(Data entries for graphics)
┏━━
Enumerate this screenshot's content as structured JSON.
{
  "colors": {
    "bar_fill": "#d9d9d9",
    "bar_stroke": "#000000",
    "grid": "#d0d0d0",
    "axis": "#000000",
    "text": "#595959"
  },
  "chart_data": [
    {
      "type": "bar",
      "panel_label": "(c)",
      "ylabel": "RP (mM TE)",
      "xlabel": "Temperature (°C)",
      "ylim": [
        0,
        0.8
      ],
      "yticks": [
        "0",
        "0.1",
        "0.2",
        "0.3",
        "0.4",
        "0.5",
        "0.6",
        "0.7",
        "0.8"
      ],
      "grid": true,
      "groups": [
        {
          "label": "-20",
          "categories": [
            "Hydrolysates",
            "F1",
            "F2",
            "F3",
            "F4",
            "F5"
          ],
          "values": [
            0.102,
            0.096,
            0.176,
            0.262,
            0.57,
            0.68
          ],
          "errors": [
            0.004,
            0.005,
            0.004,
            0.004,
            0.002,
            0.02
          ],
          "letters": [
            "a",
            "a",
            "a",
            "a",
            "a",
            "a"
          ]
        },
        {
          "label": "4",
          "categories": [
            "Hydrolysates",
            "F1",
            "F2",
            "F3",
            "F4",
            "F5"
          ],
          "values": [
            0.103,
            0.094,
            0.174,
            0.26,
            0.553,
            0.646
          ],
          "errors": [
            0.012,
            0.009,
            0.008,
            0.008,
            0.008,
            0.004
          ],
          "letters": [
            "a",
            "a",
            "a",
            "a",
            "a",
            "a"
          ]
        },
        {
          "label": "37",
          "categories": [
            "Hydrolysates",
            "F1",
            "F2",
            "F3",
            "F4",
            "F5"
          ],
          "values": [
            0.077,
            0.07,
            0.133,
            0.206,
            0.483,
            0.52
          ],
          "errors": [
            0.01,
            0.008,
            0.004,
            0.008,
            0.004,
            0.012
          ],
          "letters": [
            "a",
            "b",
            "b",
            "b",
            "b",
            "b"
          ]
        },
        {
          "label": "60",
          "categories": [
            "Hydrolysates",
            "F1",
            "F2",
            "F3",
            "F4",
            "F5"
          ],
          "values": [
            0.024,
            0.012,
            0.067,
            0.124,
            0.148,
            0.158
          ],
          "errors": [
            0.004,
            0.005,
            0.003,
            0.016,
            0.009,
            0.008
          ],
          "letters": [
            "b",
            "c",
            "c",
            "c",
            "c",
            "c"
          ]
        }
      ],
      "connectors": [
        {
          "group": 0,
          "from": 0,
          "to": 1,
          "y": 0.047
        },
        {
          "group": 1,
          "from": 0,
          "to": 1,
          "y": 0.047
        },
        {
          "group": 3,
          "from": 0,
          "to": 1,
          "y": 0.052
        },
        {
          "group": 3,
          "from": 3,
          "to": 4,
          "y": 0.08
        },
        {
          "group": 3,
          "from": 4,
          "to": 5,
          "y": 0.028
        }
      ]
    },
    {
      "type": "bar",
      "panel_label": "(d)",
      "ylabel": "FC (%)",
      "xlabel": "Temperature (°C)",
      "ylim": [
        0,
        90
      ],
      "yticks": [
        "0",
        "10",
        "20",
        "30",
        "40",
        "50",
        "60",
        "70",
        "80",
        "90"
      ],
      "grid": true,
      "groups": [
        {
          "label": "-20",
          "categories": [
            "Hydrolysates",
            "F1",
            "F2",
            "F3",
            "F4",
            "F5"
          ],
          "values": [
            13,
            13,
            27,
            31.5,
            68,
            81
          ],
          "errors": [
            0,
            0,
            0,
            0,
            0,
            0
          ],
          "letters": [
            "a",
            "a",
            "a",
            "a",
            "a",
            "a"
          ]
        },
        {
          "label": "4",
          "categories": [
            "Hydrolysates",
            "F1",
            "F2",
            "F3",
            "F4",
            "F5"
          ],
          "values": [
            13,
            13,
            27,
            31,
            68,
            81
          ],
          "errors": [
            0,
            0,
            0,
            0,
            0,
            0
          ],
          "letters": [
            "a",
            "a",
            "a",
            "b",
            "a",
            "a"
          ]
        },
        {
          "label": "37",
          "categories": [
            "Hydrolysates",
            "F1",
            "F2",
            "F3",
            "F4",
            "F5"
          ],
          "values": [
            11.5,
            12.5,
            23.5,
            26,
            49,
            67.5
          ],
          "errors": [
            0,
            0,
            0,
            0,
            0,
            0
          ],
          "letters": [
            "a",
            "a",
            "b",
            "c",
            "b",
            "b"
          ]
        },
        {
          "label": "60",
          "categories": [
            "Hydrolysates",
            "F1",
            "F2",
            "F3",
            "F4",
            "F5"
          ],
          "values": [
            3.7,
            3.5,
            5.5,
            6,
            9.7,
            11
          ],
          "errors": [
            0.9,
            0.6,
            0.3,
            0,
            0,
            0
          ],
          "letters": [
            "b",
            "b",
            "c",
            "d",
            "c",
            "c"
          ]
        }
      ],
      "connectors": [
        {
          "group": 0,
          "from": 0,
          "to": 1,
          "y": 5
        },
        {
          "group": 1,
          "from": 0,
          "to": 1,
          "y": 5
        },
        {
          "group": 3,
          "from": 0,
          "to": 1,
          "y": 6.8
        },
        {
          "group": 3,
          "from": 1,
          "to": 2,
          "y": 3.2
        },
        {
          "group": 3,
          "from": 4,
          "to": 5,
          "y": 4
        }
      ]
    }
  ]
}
┗━━
Problem ▸
Copy each line of the data exactly, leaving nothing out.

Completed task ▸
Enumerate this screenshot's content as structured JSON.
{
  "colors": {
    "bar_fill": "#d9d9d9",
    "bar_stroke": "#000000",
    "grid": "#d0d0d0",
    "axis": "#000000",
    "text": "#595959"
  },
  "chart_data": [
    {
      "type": "bar",
      "panel_label": "(c)",
      "ylabel": "RP (mM TE)",
      "xlabel": "Temperature (°C)",
      "ylim": [
        0,
        0.8
      ],
      "yticks": [
        "0",
        "0.1",
        "0.2",
        "0.3",
        "0.4",
        "0.5",
        "0.6",
        "0.7",
        "0.8"
      ],
      "grid": true,
      "groups": [
        {
          "label": "-20",
          "categories": [
            "Hydrolysates",
            "F1",
            "F2",
            "F3",
            "F4",
            "F5"
          ],
          "values": [
            0.102,
            0.096,
            0.176,
            0.262,
            0.57,
            0.68
          ],
          "errors": [
            0.004,
            0.005,
            0.004,
            0.004,
            0.002,
            0.02
          ],
          "letters": [
            "a",
            "a",
            "a",
            "a",
            "a",
            "a"
          ]
        },
        {
          "label": "4",
          "categories": [
            "Hydrolysates",
            "F1",
            "F2",
            "F3",
            "F4",
            "F5"
          ],
          "values": [
            0.103,
            0.094,
            0.174,
            0.26,
            0.553,
            0.646
          ],
          "errors": [
            0.012,
            0.009,
            0.008,
            0.008,
            0.008,
            0.004
          ],
          "letters": [
            "a",
            "a",
            "a",
            "a",
            "a",
            "a"
          ]
        },
        {
          "label": "37",
          "categories": [
            "Hydrolysates",
            "F1",
            "F2",
            "F3",
            "F4",
            "F5"
          ],
          "values": [
            0.077,
            0.07,
            0.133,
            0.206,
            0.483,
            0.52
          ],
          "errors": [
            0.01,
            0.008,
            0.004,
            0.008,
            0.004,
            0.012
          ],
          "letters": [
            "a",
            "b",
            "b",
            "b",
            "b",
            "b"
          ]
        },
        {
          "label": "60",
          "categories": [
            "Hydrolysates",
            "F1",
            "F2",
            "F3",
            "F4",
            "F5"
          ],
          "values": [
            0.024,
            0.012,
            0.067,
            0.124,
            0.148,
            0.158
          ],
          "errors": [
            0.004,
            0.005,
            0.003,
            0.016,
            0.009,
            0.008
          ],
          "letters": [
            "b",
            "c",
            "c",
            "c",
            "c",
            "c"
          ]
        }
      ],
      "connectors": [
        {
          "group": 0,
          "from": 0,
          "to": 1,
          "y": 0.047
        },
        {
          "group": 1,
          "from": 0,
          "to": 1,
          "y": 0.047
        },
        {
          "group": 3,
          "from": 0,
          "to": 1,
          "y": 0.052
        },
        {
          "group": 3,
          "from": 3,
          "to": 4,
          "y": 0.08
        },
        {
          "group": 3,
          "from": 4,
          "to": 5,
          "y": 0.028
        }
      ]
    },
    {
      "type": "bar",
      "panel_label": "(d)",
      "ylabel": "FC (%)",
      "xlabel": "Temperature (°C)",
      "ylim": [
        0,
        90
      ],
      "yticks": [
        "0",
        "10",
        "20",
        "30",
        "40",
        "50",
        "60",
        "70",
        "80",
        "90"
      ],
      "grid": true,
      "groups": [
        {
          "label": "-20",
          "categories": [
            "Hydrolysates",
            "F1",
            "F2",
            "F3",
            "F4",
            "F5"
          ],
          "values": [
            13,
            13,
            27,
            31.5,
            68,
            81
          ],
          "errors": [
            0,
            0,
            0,
            0,
            0,
            0
          ],
          "letters": [
            "a",
            "a",
            "a",
            "a",
            "a",
            "a"
          ]
        },
        {
          "label": "4",
          "categories": [
            "Hydrolysates",
            "F1",
            "F2",
            "F3",
            "F4",
            "F5"
          ],
          "values": [
            13,
            13,
            27,
            31,
            68,
            81
          ],
          "errors": [
            0,
            0,
            0,
            0,
            0,
            0
          ],
          "letters": [
            "a",
            "a",
            "a",
            "b",
            "a",
            "a"
          ]
        },
        {
          "label": "37",
          "categories": [
            "Hydrolysates",
            "F1",
            "F2",
            "F3",
            "F4",
            "F5"
          ],
          "values": [
            11.5,
            12.5,
            23.5,
            26,
            49,
            67.5
          ],
          "errors": [
            0,
            0,
            0,
            0,
            0,
            0
          ],
          "letters": [
            "a",
            "a",
            "b",
            "c",
            "b",
            "b"
          ]
        },
        {
          "label": "60",
          "categories": [
            "Hydrolysates",
            "F1",
            "F2",
            "F3",
            "F4",
            "F5"
          ],
          "values": [
            3.7,
            3.5,
            5.5,
            6,
            9.7,
            11
          ],
          "errors": [
            0.9,
            0.6,
            0.3,
            0,
            0,
            0
          ],
          "letters": [
            "b",
            "b",
            "c",
            "d",
            "c",
            "c"
          ]
        }
      ],
      "connectors": [
        {
          "group": 0,
          "from": 0,
          "to": 1,
          "y": 5
        },
        {
          "group": 1,
          "from": 0,
          "to": 1,
          "y": 5
        },
        {
          "group": 3,
          "from": 0,
          "to": 1,
          "y": 6.8
        },
        {
          "group": 3,
          "from": 1,
          "to": 2,
          "y": 3.2
        },
        {
          "group": 3,
          "from": 4,
          "to": 5,
          "y": 4
        }
      ]
    }
  ]
}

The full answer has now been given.